**Data to process:**
# # #

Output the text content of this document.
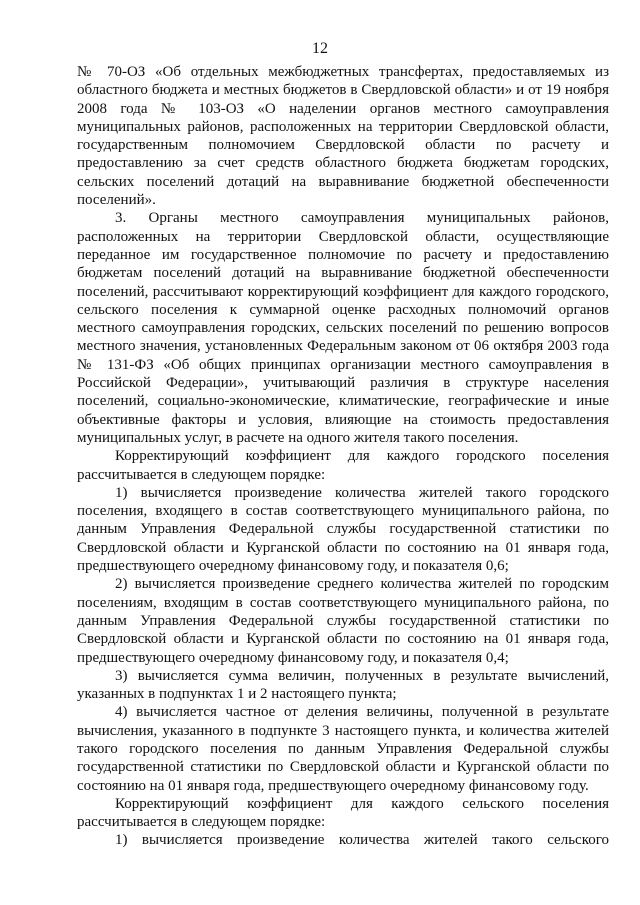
12

№ 70-ОЗ «Об отдельных межбюджетных трансфертах, предоставляемых из областного бюджета и местных бюджетов в Свердловской области» и от 19 ноября 2008 года № 103-ОЗ «О наделении органов местного самоуправления муниципальных районов, расположенных на территории Свердловской области, государственным полномочием Свердловской области по расчету и предоставлению за счет средств областного бюджета бюджетам городских, сельских поселений дотаций на выравнивание бюджетной обеспеченности поселений».

3. Органы местного самоуправления муниципальных районов, расположенных на территории Свердловской области, осуществляющие переданное им государственное полномочие по расчету и предоставлению бюджетам поселений дотаций на выравнивание бюджетной обеспеченности поселений, рассчитывают корректирующий коэффициент для каждого городского, сельского поселения к суммарной оценке расходных полномочий органов местного самоуправления городских, сельских поселений по решению вопросов местного значения, установленных Федеральным законом от 06 октября 2003 года № 131-ФЗ «Об общих принципах организации местного самоуправления в Российской Федерации», учитывающий различия в структуре населения поселений, социально-экономические, климатические, географические и иные объективные факторы и условия, влияющие на стоимость предоставления муниципальных услуг, в расчете на одного жителя такого поселения.

Корректирующий коэффициент для каждого городского поселения рассчитывается в следующем порядке:

1) вычисляется произведение количества жителей такого городского поселения, входящего в состав соответствующего муниципального района, по данным Управления Федеральной службы государственной статистики по Свердловской области и Курганской области по состоянию на 01 января года, предшествующего очередному финансовому году, и показателя 0,6;

2) вычисляется произведение среднего количества жителей по городским поселениям, входящим в состав соответствующего муниципального района, по данным Управления Федеральной службы государственной статистики по Свердловской области и Курганской области по состоянию на 01 января года, предшествующего очередному финансовому году, и показателя 0,4;

3) вычисляется сумма величин, полученных в результате вычислений, указанных в подпунктах 1 и 2 настоящего пункта;

4) вычисляется частное от деления величины, полученной в результате вычисления, указанного в подпункте 3 настоящего пункта, и количества жителей такого городского поселения по данным Управления Федеральной службы государственной статистики по Свердловской области и Курганской области по состоянию на 01 января года, предшествующего очередному финансовому году.

Корректирующий коэффициент для каждого сельского поселения рассчитывается в следующем порядке:

1) вычисляется произведение количества жителей такого сельского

# # #

**Instructions to follow:**
Report how many lines of the listing hold the word "порядке", with nothing but the number.

**Output below:**
2